KragleKragle UKMember Posts: 3
Hello Fellow Lego lovers

I recently got back into this amazing world after many decades away, and noticed quite a few changes while I was away. This has lead me to do some research, and one subject I'm interested in is the advent of minifigures - I had no idea for instance that the sets I played with as a child were some of the first to contain minifigures!

But there’s one particular change I haven’t been able to trace and I was hoping at least one of you might know the answer:

when did LEGO start putting little white dots on their minifigures’ eyes, and which set contained the first minifigs with those modifications?

Thanks for your help!

The Kragle

Comments

  • Lego_Lord_MayorcaLego_Lord_Mayorca H-Town, USAMember Posts: 499
    It was a rather universal change. I believe it was 2010 or shortly afterwards (2011?), and all sets with minifigures (aside from those in The Clone Wars and modular building themes) suddenly gained what I termed the "cutesy eyes". I don't care much for it. The minifigures already looked "cute" enough to appeal to kids. Now they look downright cartoonish. Easy to ignore, though, but I wish Lego could still appeal to kids without so overtly changing up their style.
  • davee123davee123 USAMember Posts: 806
    edited August 2015
    It's been a gradual increase in the number of figs with pupils since 1996.  Here are the first ones that use pupils (one of which has white pupils, the others have black with white eyeballs):



    Pupil-heads have been gradually taking over, until around 2010 or so, when no new solid-black-eye heads were introduced.  Solid-black-eye minifig heads are still around in a few places like Modular Town buildings (which use classic smiley heads), but I don't think any new ones are coming out (last new one I see is from 2009).

● **Records contained in a dataset**
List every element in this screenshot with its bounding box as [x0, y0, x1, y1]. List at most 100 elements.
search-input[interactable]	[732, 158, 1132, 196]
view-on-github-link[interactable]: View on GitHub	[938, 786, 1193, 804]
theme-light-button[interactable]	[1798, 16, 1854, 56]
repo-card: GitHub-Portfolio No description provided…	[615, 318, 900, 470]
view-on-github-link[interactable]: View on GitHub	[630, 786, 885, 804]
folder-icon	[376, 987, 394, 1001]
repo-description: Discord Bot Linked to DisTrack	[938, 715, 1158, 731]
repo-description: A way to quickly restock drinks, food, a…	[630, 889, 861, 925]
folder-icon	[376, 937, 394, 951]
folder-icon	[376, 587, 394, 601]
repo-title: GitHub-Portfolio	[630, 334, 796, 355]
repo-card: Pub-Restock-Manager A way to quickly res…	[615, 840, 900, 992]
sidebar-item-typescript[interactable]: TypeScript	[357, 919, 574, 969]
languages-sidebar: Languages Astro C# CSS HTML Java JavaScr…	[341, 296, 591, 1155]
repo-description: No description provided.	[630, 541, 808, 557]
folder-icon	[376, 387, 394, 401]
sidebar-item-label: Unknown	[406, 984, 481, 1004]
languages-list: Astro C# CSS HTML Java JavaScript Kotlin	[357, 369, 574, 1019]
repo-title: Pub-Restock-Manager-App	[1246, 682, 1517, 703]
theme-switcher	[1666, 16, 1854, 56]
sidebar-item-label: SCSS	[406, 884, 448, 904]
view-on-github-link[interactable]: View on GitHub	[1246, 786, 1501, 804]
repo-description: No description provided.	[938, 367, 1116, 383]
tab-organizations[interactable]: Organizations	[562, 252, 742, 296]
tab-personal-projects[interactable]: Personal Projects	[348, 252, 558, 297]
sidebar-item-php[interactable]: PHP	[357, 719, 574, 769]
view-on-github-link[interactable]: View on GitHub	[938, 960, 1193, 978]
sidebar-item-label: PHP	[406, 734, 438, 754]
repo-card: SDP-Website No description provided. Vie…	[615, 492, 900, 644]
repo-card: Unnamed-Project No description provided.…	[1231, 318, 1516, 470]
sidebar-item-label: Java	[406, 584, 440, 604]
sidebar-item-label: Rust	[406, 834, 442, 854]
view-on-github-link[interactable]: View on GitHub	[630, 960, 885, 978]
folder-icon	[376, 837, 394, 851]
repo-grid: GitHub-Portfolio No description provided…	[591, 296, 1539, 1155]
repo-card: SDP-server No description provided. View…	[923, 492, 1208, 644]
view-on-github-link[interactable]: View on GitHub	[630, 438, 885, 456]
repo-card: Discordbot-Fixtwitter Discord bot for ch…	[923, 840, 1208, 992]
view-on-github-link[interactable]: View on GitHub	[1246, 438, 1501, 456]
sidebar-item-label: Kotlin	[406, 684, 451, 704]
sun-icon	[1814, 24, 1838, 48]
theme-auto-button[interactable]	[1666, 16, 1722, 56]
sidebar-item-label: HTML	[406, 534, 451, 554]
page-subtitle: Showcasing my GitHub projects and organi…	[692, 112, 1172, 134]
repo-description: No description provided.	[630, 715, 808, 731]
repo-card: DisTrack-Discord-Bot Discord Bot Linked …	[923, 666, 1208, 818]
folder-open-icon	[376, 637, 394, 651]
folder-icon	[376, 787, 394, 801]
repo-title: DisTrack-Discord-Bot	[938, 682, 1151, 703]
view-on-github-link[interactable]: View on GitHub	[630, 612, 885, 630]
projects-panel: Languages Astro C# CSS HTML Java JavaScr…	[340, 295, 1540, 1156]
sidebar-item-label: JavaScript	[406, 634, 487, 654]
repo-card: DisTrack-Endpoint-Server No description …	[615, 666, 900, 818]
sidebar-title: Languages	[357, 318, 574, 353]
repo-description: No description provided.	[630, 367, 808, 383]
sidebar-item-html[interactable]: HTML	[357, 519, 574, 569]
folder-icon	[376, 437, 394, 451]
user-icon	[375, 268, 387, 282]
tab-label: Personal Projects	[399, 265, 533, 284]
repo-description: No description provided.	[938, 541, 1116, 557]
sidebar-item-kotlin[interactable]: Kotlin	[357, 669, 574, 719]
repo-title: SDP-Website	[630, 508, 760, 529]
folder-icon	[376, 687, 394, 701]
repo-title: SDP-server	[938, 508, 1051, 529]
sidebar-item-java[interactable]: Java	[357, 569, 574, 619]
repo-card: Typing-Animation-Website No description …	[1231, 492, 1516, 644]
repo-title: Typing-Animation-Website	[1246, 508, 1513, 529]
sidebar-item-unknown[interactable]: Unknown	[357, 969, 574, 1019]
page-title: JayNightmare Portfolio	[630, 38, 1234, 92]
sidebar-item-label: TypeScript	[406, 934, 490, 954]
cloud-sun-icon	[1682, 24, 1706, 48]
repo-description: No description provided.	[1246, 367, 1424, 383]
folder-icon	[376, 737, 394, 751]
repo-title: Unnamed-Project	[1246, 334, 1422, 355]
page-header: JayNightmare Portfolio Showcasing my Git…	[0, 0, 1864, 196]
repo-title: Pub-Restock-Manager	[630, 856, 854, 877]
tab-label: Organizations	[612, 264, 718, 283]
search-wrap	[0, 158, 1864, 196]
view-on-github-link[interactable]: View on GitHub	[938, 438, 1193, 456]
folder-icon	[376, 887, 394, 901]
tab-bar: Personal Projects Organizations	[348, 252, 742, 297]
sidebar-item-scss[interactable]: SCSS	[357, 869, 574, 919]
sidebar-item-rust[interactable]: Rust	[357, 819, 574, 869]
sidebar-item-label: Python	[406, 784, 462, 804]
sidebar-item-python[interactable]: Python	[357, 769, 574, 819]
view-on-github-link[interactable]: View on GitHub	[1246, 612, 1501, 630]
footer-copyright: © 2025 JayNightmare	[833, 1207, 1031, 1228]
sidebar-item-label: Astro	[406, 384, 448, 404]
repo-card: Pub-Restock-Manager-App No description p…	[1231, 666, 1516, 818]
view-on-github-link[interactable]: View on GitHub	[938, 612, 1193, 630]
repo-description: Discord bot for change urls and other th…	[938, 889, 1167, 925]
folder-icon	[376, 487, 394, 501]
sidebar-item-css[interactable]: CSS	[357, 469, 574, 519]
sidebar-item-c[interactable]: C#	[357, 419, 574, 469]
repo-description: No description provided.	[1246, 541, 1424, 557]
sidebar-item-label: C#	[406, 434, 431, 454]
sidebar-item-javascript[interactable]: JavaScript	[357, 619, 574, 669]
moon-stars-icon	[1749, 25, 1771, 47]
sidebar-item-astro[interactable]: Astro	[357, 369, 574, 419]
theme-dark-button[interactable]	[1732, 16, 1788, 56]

● **EXERCISE AIM**
Continue the forum thread about white dots on minifigure eyes, picking up after the last reply shown.

● **REPLY**
    As I recall, 1996 was also when minifigs started taking on "more realistic" traits, like wrinkles in their clothing.  Up through 1995, all minifig torsos were idealized designs of perfect, iconicized shirts-- until Wild West introduced some with wrinkles:



    DaveE
  • KragleKragle UKMember Posts: 3
    Thanks for the info. Yes, I did notice a degree of experimentation with the faces for a few years. I personally quite like that they settled on the simplistic white dots and not try to make the faces too realistic or too cartoony.

    it feels like a good compromise between the original faces and the mad experimental years :)

    but it would be good to know when the decision was made, which seems to have happened prior to the release of the first series of special minifigs... Or could that have been an incentive for the change?
  • davee123davee123 USAMember Posts: 806
    The initial impetus for pupil eyes probably came as a result of LEGO's grasping for a new spin on their products, following the plateauing of sales in the early 1990s.  Supposedly, that started internally in 1993, and given that the design lifecycle was around 3 years at the time, 1996 makes sense that it'd be when we'd first start seeing signs of new directions for LEGO, like the pupil-eyes.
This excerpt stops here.